The lines to extract begin at the line that contains "What data populates" and run through the last line of the listing; reproduce them exactly, minus any pictures.

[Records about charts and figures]
○ ○ ○ ○ ○ ○ ○

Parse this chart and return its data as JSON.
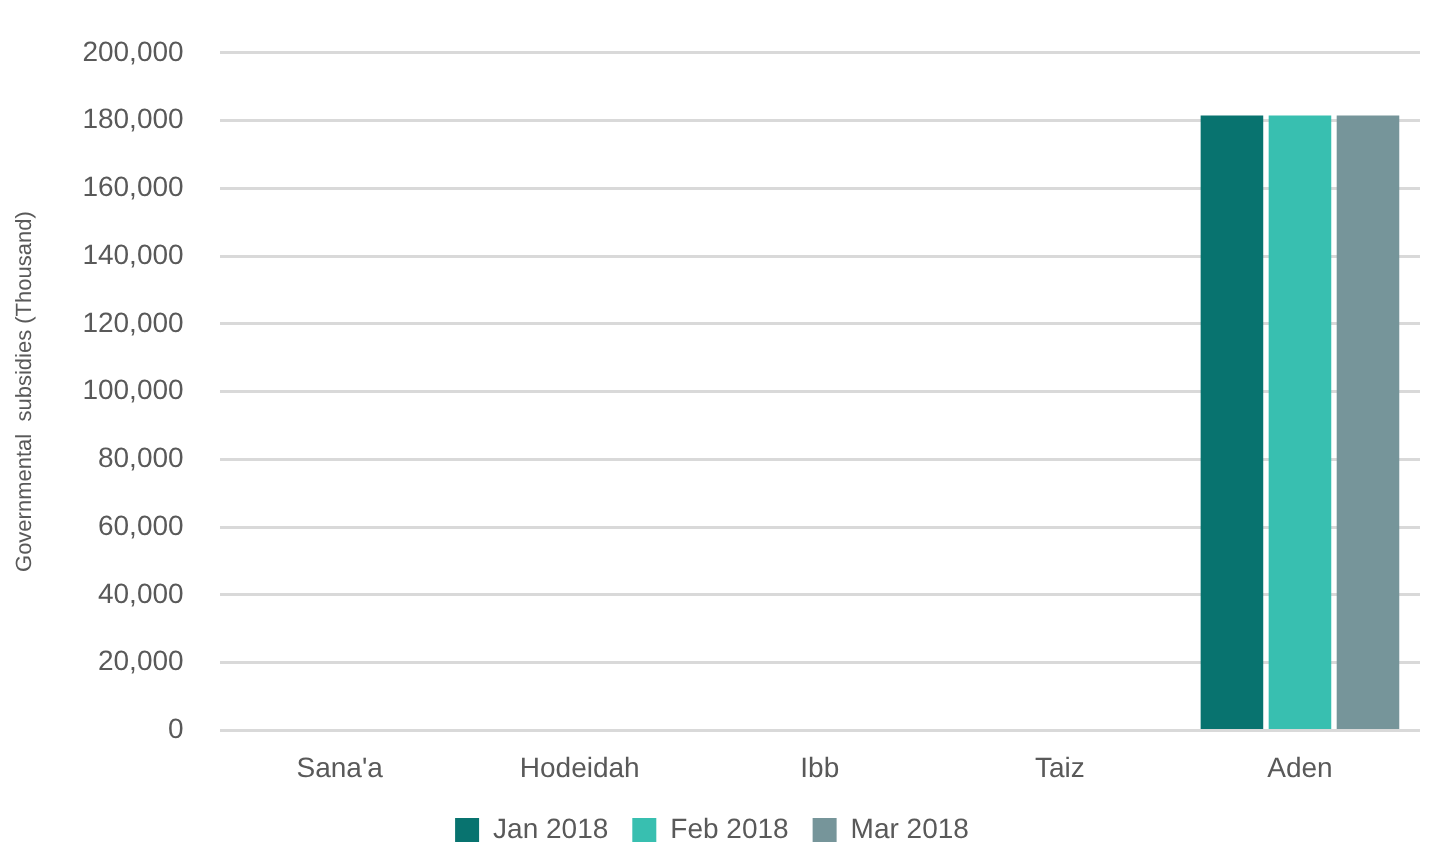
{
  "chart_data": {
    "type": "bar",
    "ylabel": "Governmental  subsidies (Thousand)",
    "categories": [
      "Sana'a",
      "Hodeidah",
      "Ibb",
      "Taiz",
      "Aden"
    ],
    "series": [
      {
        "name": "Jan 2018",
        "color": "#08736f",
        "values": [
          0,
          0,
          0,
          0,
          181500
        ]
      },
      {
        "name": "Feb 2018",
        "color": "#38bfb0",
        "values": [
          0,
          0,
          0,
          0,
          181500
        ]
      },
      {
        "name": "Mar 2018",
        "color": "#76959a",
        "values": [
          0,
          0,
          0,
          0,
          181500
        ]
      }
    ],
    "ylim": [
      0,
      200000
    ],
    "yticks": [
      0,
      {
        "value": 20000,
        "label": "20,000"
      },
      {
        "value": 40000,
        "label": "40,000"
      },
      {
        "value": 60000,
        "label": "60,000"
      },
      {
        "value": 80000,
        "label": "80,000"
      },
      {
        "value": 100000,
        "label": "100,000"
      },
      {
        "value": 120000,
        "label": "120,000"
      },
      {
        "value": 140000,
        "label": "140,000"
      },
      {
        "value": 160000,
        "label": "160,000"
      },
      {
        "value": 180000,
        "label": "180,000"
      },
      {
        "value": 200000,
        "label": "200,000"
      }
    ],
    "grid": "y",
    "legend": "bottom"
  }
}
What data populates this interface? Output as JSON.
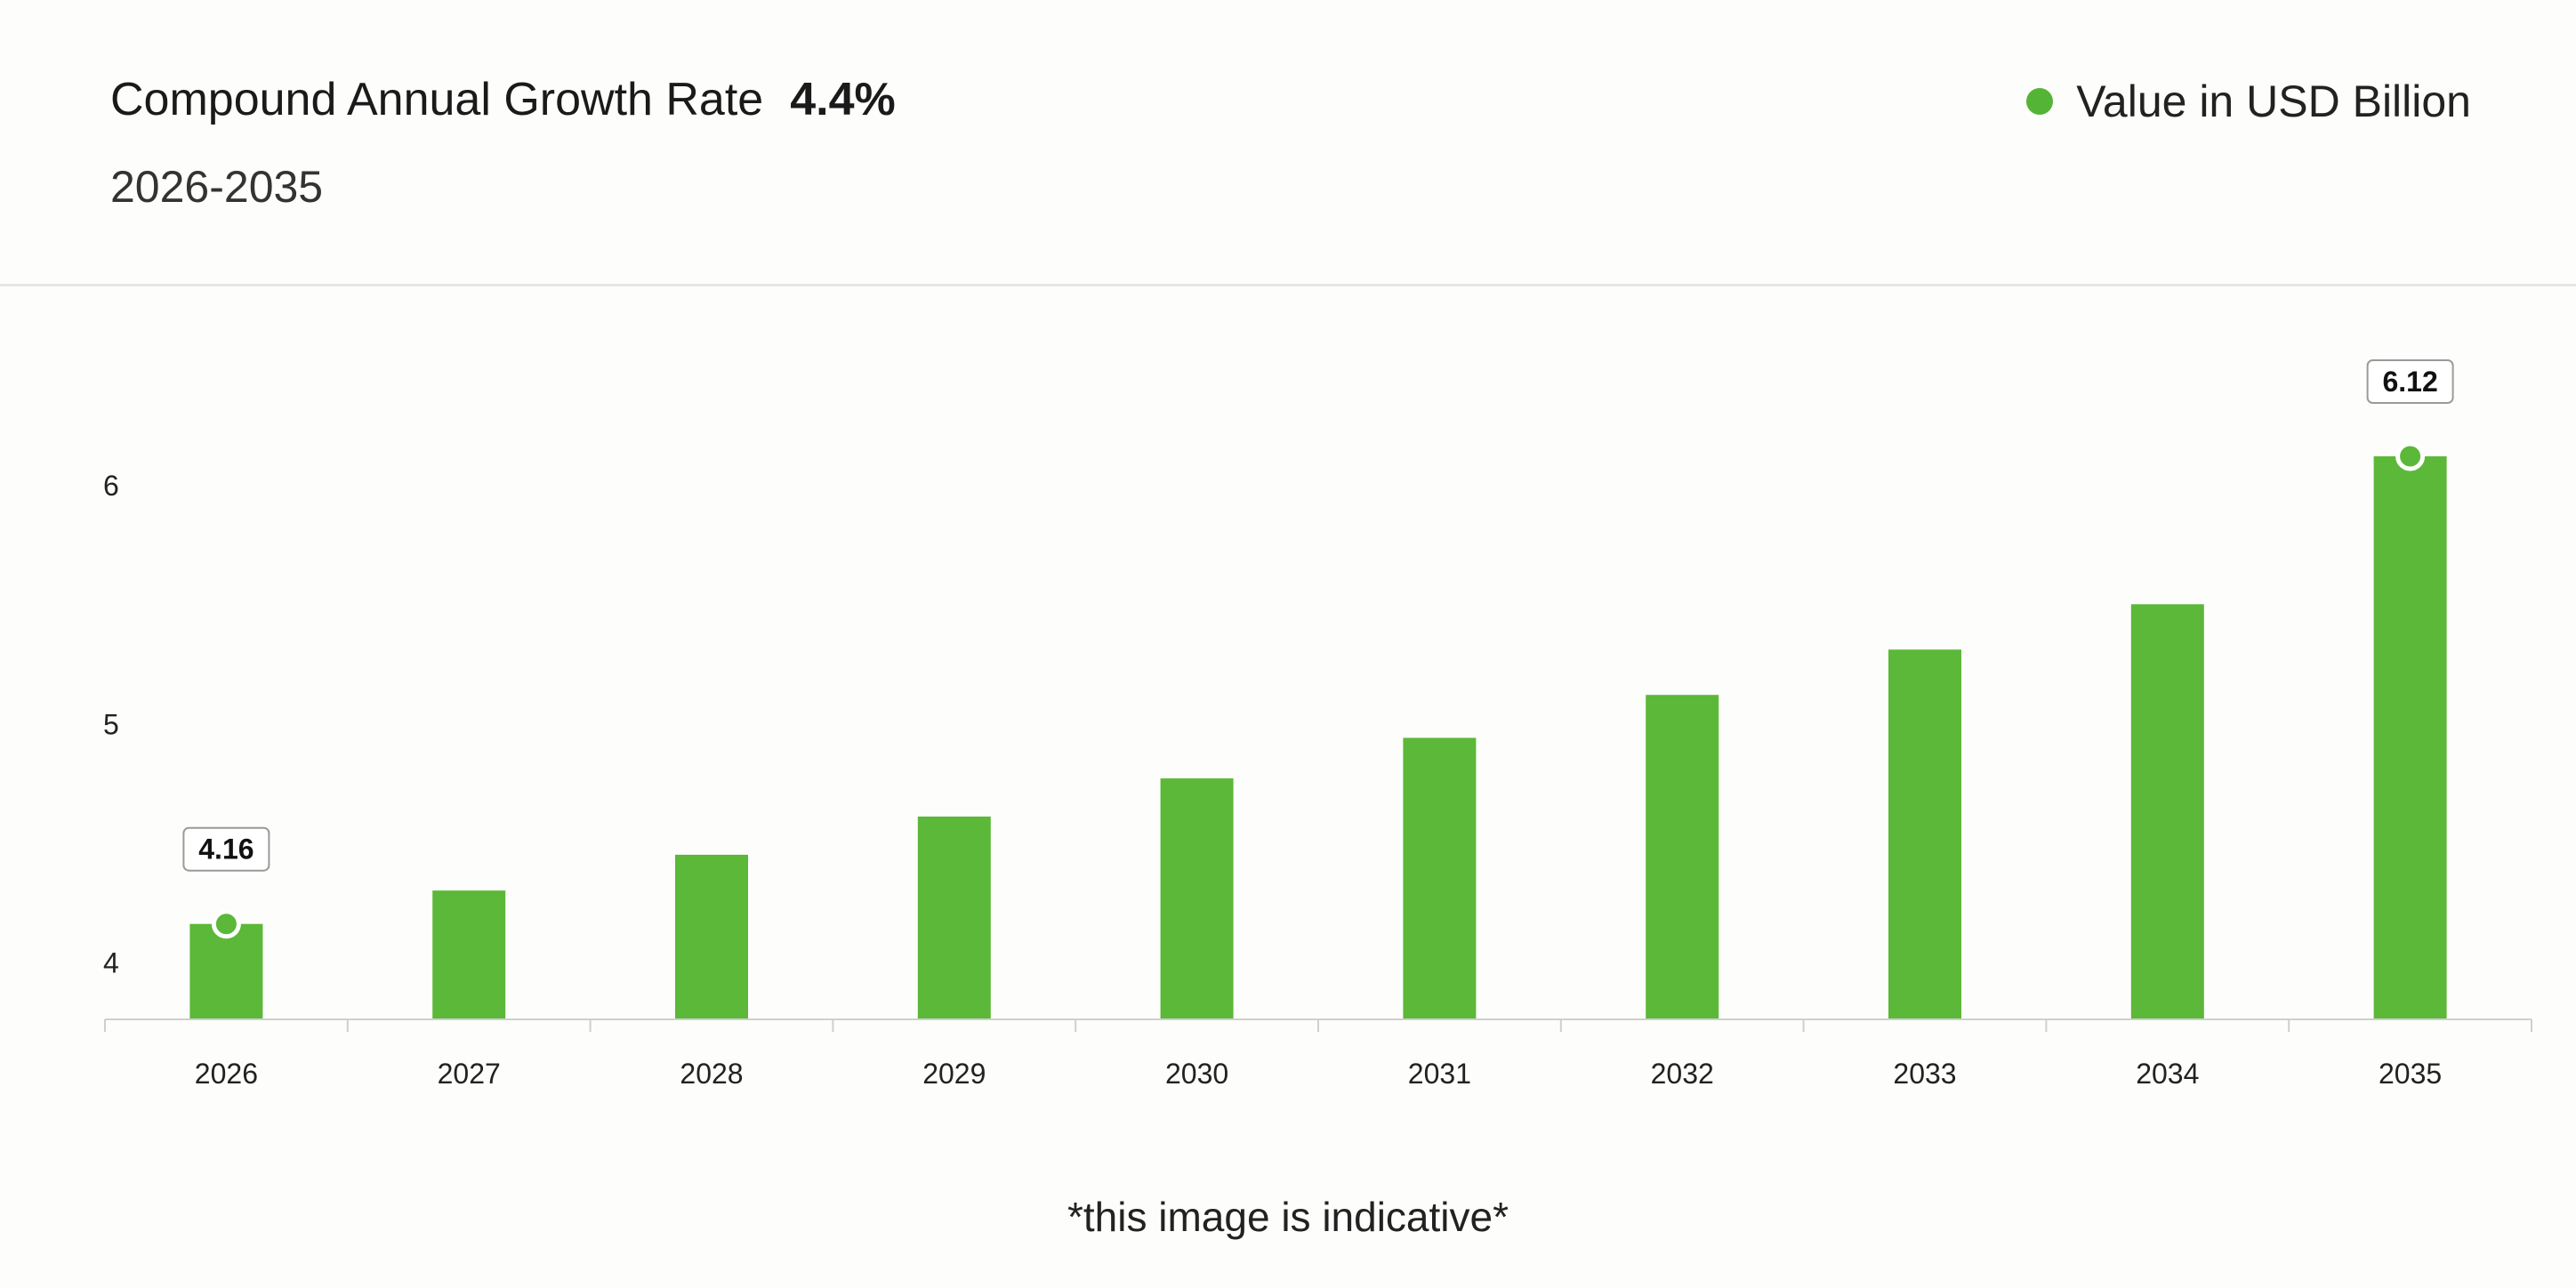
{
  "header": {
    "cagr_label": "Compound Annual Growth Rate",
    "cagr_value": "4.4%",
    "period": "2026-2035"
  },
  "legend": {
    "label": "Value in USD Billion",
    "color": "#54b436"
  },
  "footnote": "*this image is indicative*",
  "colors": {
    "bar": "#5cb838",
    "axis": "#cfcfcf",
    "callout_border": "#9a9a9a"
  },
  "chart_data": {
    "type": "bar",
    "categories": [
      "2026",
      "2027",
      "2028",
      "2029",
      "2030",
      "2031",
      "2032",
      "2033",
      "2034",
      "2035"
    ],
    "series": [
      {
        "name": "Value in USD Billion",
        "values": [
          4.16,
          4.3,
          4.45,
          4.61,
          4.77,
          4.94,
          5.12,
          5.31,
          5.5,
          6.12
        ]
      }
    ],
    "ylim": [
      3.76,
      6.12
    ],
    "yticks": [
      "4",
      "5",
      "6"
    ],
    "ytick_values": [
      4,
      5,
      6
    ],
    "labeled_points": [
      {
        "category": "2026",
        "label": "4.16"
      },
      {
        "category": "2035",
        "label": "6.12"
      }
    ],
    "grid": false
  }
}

○ ○ ○ ○ ○ ○ ○

Exercise output:
What data populates this interface? Output as JSON.
{
  "header": {
    "cagr_label": "Compound Annual Growth Rate",
    "cagr_value": "4.4%",
    "period": "2026-2035"
  },
  "legend": {
    "label": "Value in USD Billion",
    "color": "#54b436"
  },
  "footnote": "*this image is indicative*",
  "colors": {
    "bar": "#5cb838",
    "axis": "#cfcfcf",
    "callout_border": "#9a9a9a"
  },
  "chart_data": {
    "type": "bar",
    "categories": [
      "2026",
      "2027",
      "2028",
      "2029",
      "2030",
      "2031",
      "2032",
      "2033",
      "2034",
      "2035"
    ],
    "series": [
      {
        "name": "Value in USD Billion",
        "values": [
          4.16,
          4.3,
          4.45,
          4.61,
          4.77,
          4.94,
          5.12,
          5.31,
          5.5,
          6.12
        ]
      }
    ],
    "ylim": [
      3.76,
      6.12
    ],
    "yticks": [
      "4",
      "5",
      "6"
    ],
    "ytick_values": [
      4,
      5,
      6
    ],
    "labeled_points": [
      {
        "category": "2026",
        "label": "4.16"
      },
      {
        "category": "2035",
        "label": "6.12"
      }
    ],
    "grid": false
  }
}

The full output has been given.